— BEGIN Material provided —
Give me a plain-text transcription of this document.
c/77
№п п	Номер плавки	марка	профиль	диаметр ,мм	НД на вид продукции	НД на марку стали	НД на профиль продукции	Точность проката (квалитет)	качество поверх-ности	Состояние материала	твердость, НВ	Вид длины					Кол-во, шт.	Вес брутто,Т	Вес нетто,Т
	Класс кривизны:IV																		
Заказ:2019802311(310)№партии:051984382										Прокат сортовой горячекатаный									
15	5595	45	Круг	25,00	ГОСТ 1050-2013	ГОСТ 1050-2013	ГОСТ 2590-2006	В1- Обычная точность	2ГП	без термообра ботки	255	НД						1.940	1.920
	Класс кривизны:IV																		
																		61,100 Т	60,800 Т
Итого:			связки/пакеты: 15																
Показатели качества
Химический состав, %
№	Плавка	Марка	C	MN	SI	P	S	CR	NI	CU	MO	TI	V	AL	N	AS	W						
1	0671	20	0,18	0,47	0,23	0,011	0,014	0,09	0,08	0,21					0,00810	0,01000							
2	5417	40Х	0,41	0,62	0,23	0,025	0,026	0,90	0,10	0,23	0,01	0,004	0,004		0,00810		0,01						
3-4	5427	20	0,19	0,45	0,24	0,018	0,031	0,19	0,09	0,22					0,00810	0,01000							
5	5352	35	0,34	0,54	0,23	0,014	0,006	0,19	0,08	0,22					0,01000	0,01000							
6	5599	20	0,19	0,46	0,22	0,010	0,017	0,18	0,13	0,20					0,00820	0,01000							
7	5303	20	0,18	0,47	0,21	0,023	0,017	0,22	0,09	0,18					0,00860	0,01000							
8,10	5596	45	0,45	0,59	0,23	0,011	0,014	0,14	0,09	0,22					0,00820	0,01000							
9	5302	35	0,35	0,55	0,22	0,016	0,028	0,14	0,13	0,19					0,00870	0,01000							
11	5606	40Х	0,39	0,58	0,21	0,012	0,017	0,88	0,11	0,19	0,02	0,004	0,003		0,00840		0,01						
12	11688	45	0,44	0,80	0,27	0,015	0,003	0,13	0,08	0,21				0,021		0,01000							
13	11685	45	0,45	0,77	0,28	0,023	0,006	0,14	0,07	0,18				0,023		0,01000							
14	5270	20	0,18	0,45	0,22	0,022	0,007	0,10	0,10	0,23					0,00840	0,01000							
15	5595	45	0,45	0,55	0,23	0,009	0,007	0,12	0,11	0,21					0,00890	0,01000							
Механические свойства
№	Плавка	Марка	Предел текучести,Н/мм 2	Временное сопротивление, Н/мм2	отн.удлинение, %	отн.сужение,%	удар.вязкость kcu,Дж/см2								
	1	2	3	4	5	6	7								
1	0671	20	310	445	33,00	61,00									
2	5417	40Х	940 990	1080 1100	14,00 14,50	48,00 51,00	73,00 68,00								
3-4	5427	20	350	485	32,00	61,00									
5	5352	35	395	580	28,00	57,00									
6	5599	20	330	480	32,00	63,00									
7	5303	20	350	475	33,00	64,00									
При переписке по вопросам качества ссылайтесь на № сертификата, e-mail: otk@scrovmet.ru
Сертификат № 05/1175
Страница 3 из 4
— END Material provided —
• _Task details_: Return every line from the records above that holds the word "качества".

• _Completed task_:
Показатели качества
При переписке по вопросам качества ссылайтесь на № сертификата, e-mail: otk@scrovmet.ru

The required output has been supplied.